▶ [SHORT EXERCISE]:
Copy every entry exactly as given, minus the images.

* BEGIN *

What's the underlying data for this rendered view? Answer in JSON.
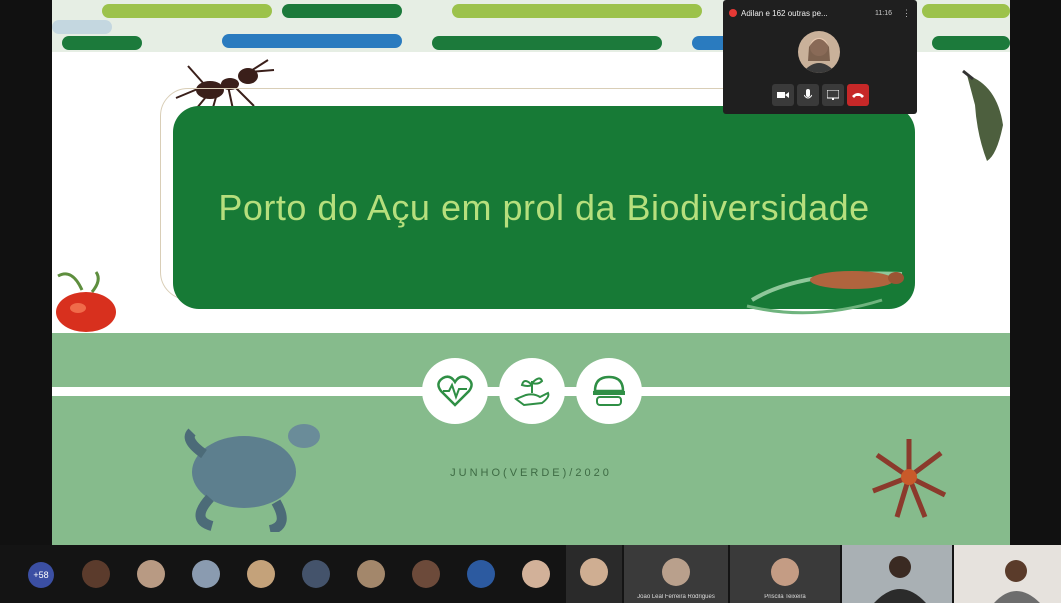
{
  "slide": {
    "title": "Porto do Açu em prol da Biodiversidade",
    "footer": "JUNHO(VERDE)/2020"
  },
  "meeting": {
    "title": "Adilan e 162 outras pe...",
    "time": "11:16",
    "menu": "⋮"
  },
  "participants": {
    "more_count": "+58",
    "tiles": [
      {
        "name": "João Leal Ferreira Rodrigues"
      },
      {
        "name": "Priscila Teixeira"
      }
    ]
  },
  "colors": {
    "title_box": "#177a36",
    "title_text": "#b6df7d",
    "lower_band": "#86bb8c",
    "end_call": "#c62828"
  },
  "icons": [
    "heart-rate-icon",
    "hand-plant-icon",
    "safety-helmet-icon",
    "camera-icon",
    "mic-icon",
    "present-icon",
    "end-call-icon"
  ]
}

* END *

▶ [TASK ANSWER]:
What's the underlying data for this rendered view? Answer in JSON.
{
  "slide": {
    "title": "Porto do Açu em prol da Biodiversidade",
    "footer": "JUNHO(VERDE)/2020"
  },
  "meeting": {
    "title": "Adilan e 162 outras pe...",
    "time": "11:16",
    "menu": "⋮"
  },
  "participants": {
    "more_count": "+58",
    "tiles": [
      {
        "name": "João Leal Ferreira Rodrigues"
      },
      {
        "name": "Priscila Teixeira"
      }
    ]
  },
  "colors": {
    "title_box": "#177a36",
    "title_text": "#b6df7d",
    "lower_band": "#86bb8c",
    "end_call": "#c62828"
  },
  "icons": [
    "heart-rate-icon",
    "hand-plant-icon",
    "safety-helmet-icon",
    "camera-icon",
    "mic-icon",
    "present-icon",
    "end-call-icon"
  ]
}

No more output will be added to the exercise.